>> Start

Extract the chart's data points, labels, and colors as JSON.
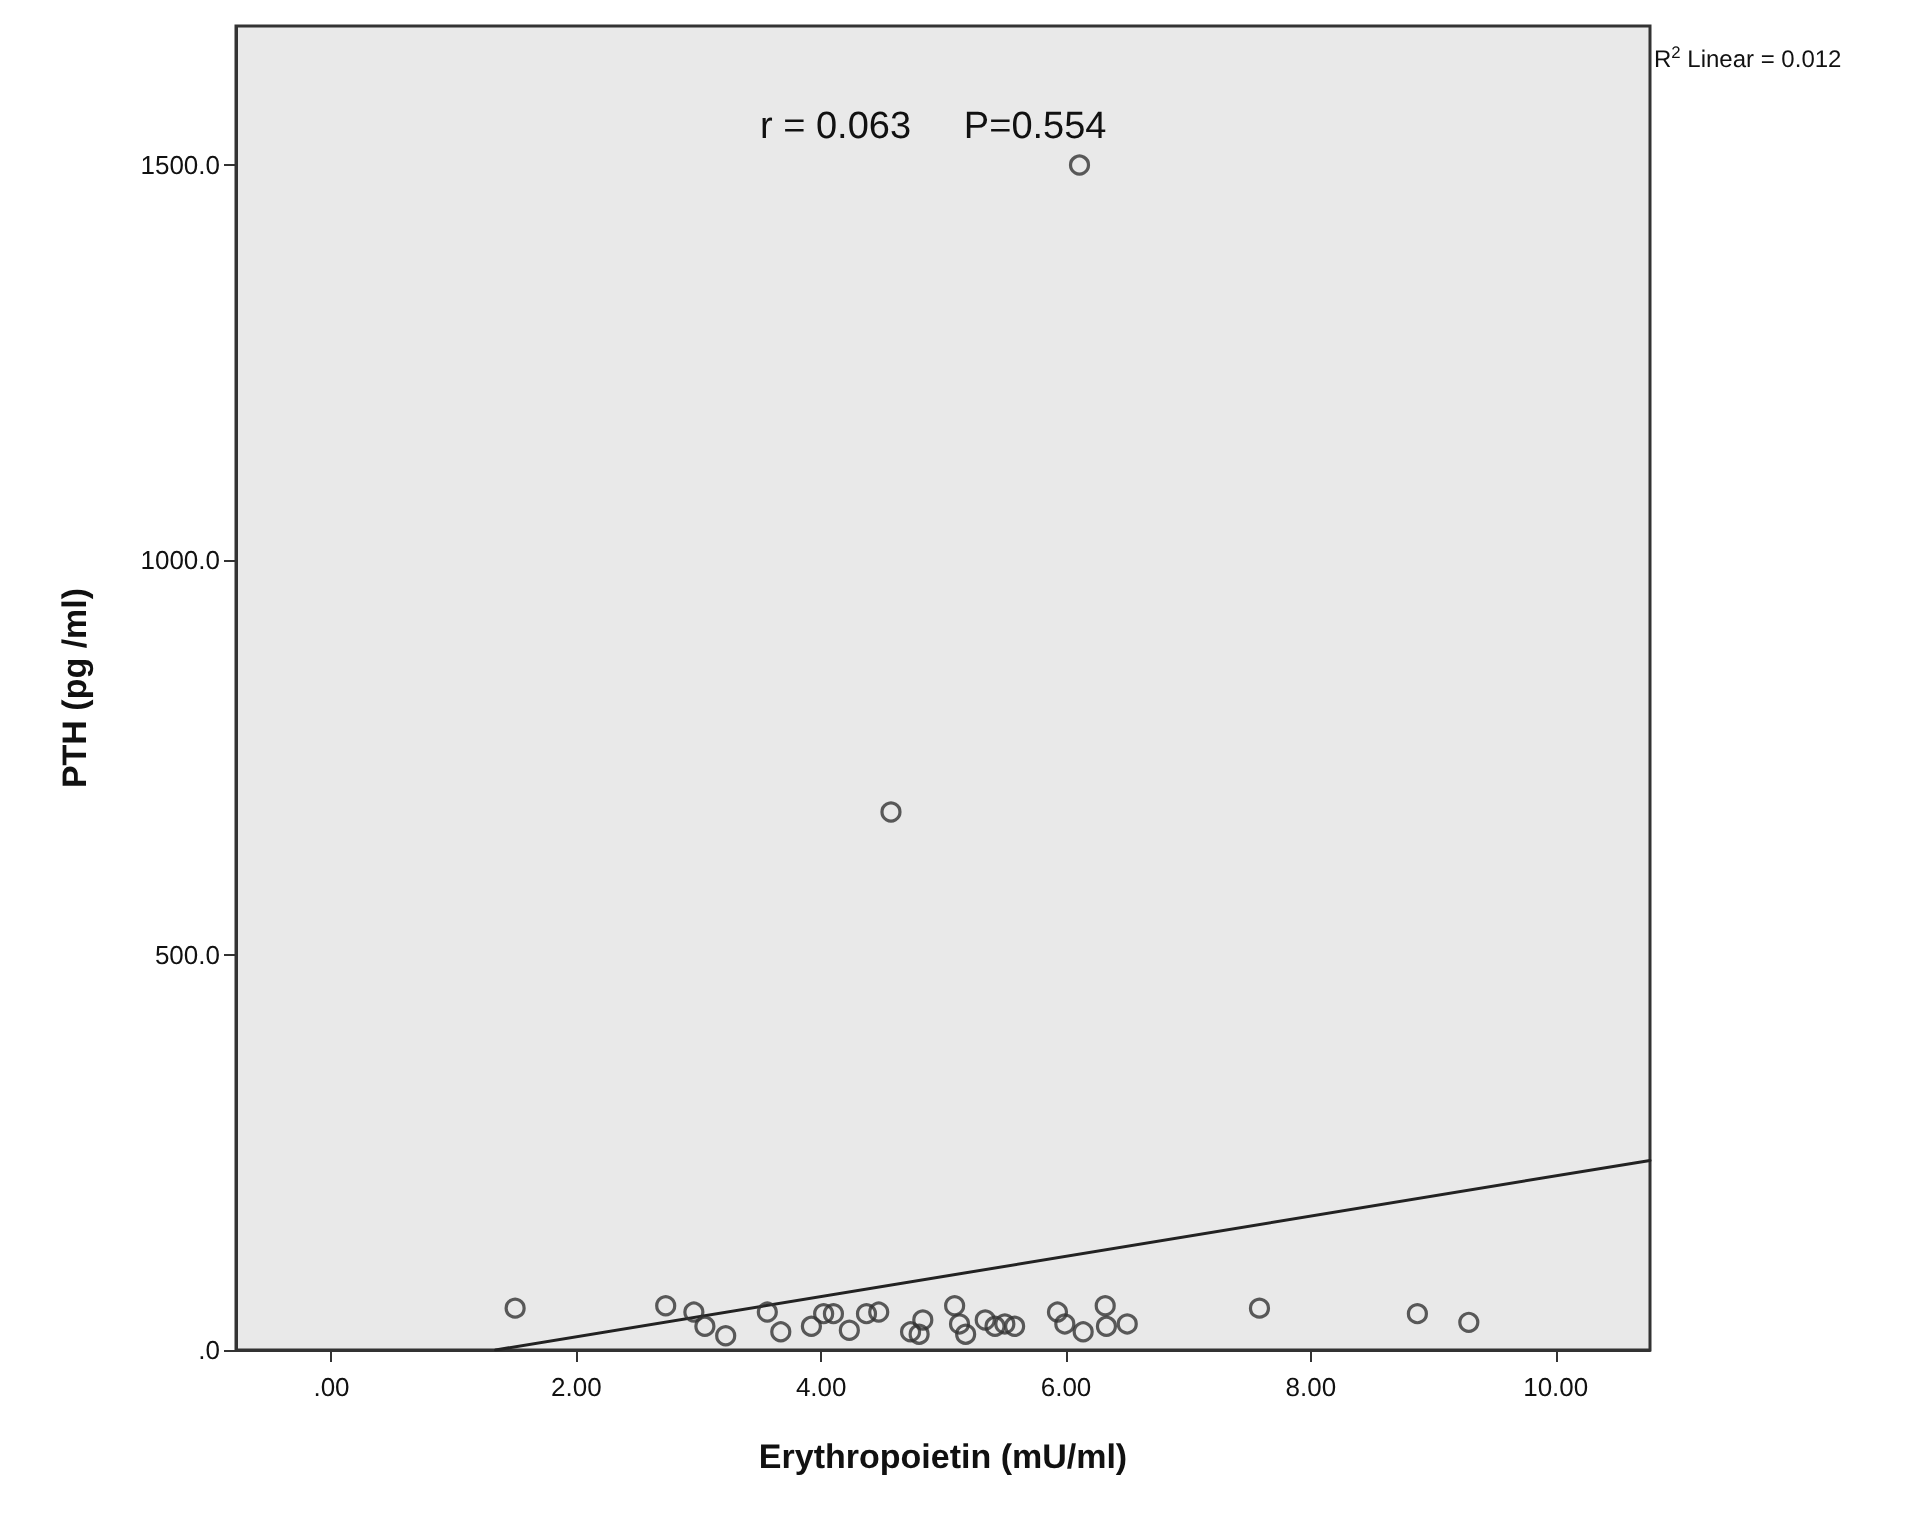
{
  "chart_data": {
    "type": "scatter",
    "xlabel": "Erythropoietin (mU/ml)",
    "ylabel": "PTH (pg /ml)",
    "annotations": [
      "r = 0.063     P=0.554",
      "R$^{2}$ Linear = 0.012"
    ],
    "xlim": [
      -0.78,
      10.77
    ],
    "ylim": [
      0,
      1676
    ],
    "xticks": [
      {
        "value": 0,
        "label": ".00"
      },
      {
        "value": 2,
        "label": "2.00"
      },
      {
        "value": 4,
        "label": "4.00"
      },
      {
        "value": 6,
        "label": "6.00"
      },
      {
        "value": 8,
        "label": "8.00"
      },
      {
        "value": 10,
        "label": "10.00"
      }
    ],
    "yticks": [
      {
        "value": 0,
        "label": ".0"
      },
      {
        "value": 500,
        "label": "500.0"
      },
      {
        "value": 1000,
        "label": "1000.0"
      },
      {
        "value": 1500,
        "label": "1500.0"
      }
    ],
    "grid": false,
    "marker": "circle",
    "series": [
      {
        "color": "#333333",
        "x": [
          1.5,
          2.73,
          2.96,
          3.05,
          3.22,
          3.56,
          3.67,
          3.92,
          4.02,
          4.1,
          4.23,
          4.37,
          4.47,
          4.57,
          4.73,
          4.8,
          4.83,
          5.09,
          5.13,
          5.18,
          5.34,
          5.42,
          5.5,
          5.58,
          5.93,
          5.99,
          6.14,
          6.32,
          6.33,
          6.5,
          7.58,
          8.87,
          9.29,
          6.11
        ],
        "values": [
          53,
          56,
          48,
          30,
          18,
          48,
          23,
          30,
          46,
          46,
          25,
          46,
          48,
          681,
          23,
          20,
          38,
          56,
          33,
          20,
          38,
          30,
          33,
          30,
          48,
          33,
          23,
          56,
          30,
          33,
          53,
          46,
          35,
          1500
        ]
      },
      {
        "type": "line",
        "marker": "none",
        "color": "#222222",
        "x": [
          1.34,
          10.77
        ],
        "values": [
          0,
          240
        ]
      }
    ]
  }
}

>> End

— AIM —
Restate each entry word for word, leaving out any pictures.

— RESPONSE —
Extract the chart's data points, labels, and colors as JSON.
{
  "chart_data": {
    "type": "scatter",
    "xlabel": "Erythropoietin (mU/ml)",
    "ylabel": "PTH (pg /ml)",
    "annotations": [
      "r = 0.063     P=0.554",
      "R$^{2}$ Linear = 0.012"
    ],
    "xlim": [
      -0.78,
      10.77
    ],
    "ylim": [
      0,
      1676
    ],
    "xticks": [
      {
        "value": 0,
        "label": ".00"
      },
      {
        "value": 2,
        "label": "2.00"
      },
      {
        "value": 4,
        "label": "4.00"
      },
      {
        "value": 6,
        "label": "6.00"
      },
      {
        "value": 8,
        "label": "8.00"
      },
      {
        "value": 10,
        "label": "10.00"
      }
    ],
    "yticks": [
      {
        "value": 0,
        "label": ".0"
      },
      {
        "value": 500,
        "label": "500.0"
      },
      {
        "value": 1000,
        "label": "1000.0"
      },
      {
        "value": 1500,
        "label": "1500.0"
      }
    ],
    "grid": false,
    "marker": "circle",
    "series": [
      {
        "color": "#333333",
        "x": [
          1.5,
          2.73,
          2.96,
          3.05,
          3.22,
          3.56,
          3.67,
          3.92,
          4.02,
          4.1,
          4.23,
          4.37,
          4.47,
          4.57,
          4.73,
          4.8,
          4.83,
          5.09,
          5.13,
          5.18,
          5.34,
          5.42,
          5.5,
          5.58,
          5.93,
          5.99,
          6.14,
          6.32,
          6.33,
          6.5,
          7.58,
          8.87,
          9.29,
          6.11
        ],
        "values": [
          53,
          56,
          48,
          30,
          18,
          48,
          23,
          30,
          46,
          46,
          25,
          46,
          48,
          681,
          23,
          20,
          38,
          56,
          33,
          20,
          38,
          30,
          33,
          30,
          48,
          33,
          23,
          56,
          30,
          33,
          53,
          46,
          35,
          1500
        ]
      },
      {
        "type": "line",
        "marker": "none",
        "color": "#222222",
        "x": [
          1.34,
          10.77
        ],
        "values": [
          0,
          240
        ]
      }
    ]
  }
}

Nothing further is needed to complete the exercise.